━━ Entries ━━

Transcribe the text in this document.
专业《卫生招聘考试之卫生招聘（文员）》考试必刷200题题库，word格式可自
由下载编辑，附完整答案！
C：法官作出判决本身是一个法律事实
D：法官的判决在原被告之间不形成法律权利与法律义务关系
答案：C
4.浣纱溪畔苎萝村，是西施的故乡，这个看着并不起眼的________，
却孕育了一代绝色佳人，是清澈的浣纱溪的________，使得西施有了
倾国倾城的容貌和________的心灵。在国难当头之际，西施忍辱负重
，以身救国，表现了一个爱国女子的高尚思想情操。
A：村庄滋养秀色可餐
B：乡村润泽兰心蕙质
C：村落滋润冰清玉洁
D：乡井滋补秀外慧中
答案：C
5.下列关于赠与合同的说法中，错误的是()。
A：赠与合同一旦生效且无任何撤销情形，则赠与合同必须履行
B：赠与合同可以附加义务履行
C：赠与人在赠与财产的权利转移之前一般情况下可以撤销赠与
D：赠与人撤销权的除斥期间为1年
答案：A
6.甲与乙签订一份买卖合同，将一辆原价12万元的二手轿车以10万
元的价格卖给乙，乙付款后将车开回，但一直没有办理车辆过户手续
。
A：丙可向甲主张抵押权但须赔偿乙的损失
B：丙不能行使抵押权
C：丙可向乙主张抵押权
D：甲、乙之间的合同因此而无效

━━━

## Exercise instructions
Retype all of the entries precisely as they are.

## Complete answer
Transcribe the text in this document.
专业《卫生招聘考试之卫生招聘（文员）》考试必刷200题题库，word格式可自
由下载编辑，附完整答案！
C：法官作出判决本身是一个法律事实
D：法官的判决在原被告之间不形成法律权利与法律义务关系
答案：C
4.浣纱溪畔苎萝村，是西施的故乡，这个看着并不起眼的________，
却孕育了一代绝色佳人，是清澈的浣纱溪的________，使得西施有了
倾国倾城的容貌和________的心灵。在国难当头之际，西施忍辱负重
，以身救国，表现了一个爱国女子的高尚思想情操。
A：村庄滋养秀色可餐
B：乡村润泽兰心蕙质
C：村落滋润冰清玉洁
D：乡井滋补秀外慧中
答案：C
5.下列关于赠与合同的说法中，错误的是()。
A：赠与合同一旦生效且无任何撤销情形，则赠与合同必须履行
B：赠与合同可以附加义务履行
C：赠与人在赠与财产的权利转移之前一般情况下可以撤销赠与
D：赠与人撤销权的除斥期间为1年
答案：A
6.甲与乙签订一份买卖合同，将一辆原价12万元的二手轿车以10万
元的价格卖给乙，乙付款后将车开回，但一直没有办理车辆过户手续
。
A：丙可向甲主张抵押权但须赔偿乙的损失
B：丙不能行使抵押权
C：丙可向乙主张抵押权
D：甲、乙之间的合同因此而无效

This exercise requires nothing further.